List all lines of the data that include the string "stackable".

LISTED ENTRIES -

************

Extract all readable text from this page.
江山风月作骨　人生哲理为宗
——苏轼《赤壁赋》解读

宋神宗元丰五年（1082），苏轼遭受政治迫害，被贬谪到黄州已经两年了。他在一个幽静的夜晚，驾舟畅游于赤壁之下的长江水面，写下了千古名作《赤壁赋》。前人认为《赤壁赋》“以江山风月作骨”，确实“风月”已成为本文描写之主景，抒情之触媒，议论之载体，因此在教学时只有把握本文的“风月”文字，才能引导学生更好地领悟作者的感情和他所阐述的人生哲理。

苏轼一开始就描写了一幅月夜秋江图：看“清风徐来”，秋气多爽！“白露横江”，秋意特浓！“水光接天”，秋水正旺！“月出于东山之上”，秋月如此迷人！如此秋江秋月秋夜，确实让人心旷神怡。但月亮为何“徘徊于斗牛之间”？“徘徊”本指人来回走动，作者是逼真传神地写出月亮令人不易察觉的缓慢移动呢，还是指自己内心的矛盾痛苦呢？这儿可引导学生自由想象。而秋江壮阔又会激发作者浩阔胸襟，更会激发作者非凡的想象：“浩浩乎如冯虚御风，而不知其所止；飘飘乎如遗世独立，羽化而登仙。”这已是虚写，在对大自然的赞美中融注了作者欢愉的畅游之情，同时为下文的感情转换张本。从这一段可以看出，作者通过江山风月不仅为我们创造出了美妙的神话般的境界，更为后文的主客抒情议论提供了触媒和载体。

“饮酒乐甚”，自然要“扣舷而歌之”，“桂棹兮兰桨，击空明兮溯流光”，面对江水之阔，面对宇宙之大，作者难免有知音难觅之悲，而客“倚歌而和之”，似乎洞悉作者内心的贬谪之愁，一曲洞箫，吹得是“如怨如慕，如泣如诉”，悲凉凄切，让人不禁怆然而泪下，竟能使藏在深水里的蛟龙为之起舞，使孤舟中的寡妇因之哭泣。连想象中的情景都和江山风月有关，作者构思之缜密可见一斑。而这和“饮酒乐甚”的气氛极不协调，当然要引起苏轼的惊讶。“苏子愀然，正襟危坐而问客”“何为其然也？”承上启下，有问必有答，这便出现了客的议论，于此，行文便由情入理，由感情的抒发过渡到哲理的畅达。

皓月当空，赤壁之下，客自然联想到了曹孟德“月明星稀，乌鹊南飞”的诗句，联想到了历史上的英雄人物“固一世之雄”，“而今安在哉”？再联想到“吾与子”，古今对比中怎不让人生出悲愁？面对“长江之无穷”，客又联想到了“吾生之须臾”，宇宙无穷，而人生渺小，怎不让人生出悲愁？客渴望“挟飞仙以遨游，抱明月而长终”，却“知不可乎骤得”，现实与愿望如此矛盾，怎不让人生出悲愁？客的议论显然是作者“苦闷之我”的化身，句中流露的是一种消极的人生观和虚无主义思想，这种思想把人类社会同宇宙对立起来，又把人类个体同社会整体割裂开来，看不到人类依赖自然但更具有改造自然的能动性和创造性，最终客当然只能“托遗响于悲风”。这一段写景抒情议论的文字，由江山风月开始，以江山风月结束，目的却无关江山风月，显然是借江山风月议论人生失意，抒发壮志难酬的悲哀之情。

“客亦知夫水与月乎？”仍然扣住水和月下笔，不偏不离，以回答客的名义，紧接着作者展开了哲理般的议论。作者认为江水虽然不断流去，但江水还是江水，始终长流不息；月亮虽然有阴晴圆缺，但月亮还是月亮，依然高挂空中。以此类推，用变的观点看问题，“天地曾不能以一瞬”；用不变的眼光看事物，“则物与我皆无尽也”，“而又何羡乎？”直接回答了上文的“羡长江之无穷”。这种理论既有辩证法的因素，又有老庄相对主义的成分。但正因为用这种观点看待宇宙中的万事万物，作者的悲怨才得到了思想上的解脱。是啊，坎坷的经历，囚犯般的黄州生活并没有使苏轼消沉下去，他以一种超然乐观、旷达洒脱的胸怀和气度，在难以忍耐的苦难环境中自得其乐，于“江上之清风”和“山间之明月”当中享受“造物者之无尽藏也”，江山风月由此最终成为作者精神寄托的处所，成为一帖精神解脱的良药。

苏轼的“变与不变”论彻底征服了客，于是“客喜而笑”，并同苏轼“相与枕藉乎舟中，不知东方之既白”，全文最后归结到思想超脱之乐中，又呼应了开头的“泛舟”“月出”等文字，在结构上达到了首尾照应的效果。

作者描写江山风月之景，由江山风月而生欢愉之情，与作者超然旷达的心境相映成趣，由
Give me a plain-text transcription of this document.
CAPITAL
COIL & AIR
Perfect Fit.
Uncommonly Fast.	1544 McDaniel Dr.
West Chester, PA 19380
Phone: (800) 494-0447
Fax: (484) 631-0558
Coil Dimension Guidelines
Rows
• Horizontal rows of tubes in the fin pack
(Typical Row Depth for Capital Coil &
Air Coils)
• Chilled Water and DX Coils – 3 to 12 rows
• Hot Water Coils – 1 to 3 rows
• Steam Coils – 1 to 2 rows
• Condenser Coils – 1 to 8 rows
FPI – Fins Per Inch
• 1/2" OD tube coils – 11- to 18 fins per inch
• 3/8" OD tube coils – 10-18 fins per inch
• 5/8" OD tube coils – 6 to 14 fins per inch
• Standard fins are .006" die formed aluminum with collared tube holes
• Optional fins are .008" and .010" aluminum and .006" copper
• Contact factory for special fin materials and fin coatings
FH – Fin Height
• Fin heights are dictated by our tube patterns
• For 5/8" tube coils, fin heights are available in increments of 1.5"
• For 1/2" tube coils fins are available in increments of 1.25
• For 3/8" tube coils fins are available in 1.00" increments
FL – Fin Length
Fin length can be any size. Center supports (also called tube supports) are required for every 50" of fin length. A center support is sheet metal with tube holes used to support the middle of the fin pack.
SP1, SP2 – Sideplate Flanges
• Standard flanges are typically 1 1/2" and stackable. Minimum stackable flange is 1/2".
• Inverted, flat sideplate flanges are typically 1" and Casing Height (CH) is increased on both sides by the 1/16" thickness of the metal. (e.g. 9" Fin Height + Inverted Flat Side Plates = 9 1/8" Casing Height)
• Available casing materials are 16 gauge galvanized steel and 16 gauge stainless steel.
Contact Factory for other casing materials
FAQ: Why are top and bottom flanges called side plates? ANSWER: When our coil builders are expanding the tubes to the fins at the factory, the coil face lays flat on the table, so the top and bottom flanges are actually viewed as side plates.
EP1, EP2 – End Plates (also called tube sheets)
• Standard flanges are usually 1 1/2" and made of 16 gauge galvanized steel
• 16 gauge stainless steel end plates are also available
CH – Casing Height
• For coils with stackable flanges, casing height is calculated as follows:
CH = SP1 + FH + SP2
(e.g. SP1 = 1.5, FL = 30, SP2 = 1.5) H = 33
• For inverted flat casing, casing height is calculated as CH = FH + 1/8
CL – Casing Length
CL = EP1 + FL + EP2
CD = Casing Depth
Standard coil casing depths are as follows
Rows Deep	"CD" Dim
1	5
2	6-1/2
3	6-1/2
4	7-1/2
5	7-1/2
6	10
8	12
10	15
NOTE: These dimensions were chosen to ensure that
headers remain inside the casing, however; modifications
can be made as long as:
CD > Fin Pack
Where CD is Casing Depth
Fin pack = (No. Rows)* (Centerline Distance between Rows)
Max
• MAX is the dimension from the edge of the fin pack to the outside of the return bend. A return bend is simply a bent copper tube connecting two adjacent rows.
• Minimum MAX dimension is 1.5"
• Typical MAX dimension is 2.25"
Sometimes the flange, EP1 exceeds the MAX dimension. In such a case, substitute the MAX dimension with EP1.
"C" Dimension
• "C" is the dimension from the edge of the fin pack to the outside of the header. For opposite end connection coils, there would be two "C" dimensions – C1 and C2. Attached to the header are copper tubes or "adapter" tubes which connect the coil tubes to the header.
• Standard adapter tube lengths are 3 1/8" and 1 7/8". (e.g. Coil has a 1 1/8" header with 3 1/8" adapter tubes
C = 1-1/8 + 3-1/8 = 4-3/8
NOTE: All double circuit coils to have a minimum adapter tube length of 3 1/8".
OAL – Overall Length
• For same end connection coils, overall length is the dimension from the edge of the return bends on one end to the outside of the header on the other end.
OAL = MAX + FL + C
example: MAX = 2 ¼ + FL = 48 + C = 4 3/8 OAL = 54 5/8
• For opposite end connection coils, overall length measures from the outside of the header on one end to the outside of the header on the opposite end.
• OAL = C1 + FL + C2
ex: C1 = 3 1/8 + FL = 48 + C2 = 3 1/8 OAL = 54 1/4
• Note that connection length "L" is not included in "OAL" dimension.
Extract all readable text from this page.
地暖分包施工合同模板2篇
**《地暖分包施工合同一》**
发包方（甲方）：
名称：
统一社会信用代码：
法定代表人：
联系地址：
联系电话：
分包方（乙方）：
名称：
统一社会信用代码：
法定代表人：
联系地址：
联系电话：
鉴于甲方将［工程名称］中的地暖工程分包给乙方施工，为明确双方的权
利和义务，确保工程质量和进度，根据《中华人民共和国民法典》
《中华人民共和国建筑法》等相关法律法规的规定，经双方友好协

************

ANSWER FOR THE TASK -
• Standard flanges are typically 1 1/2" and stackable. Minimum stackable flange is 1/2".
• For coils with stackable flanges, casing height is calculated as follows:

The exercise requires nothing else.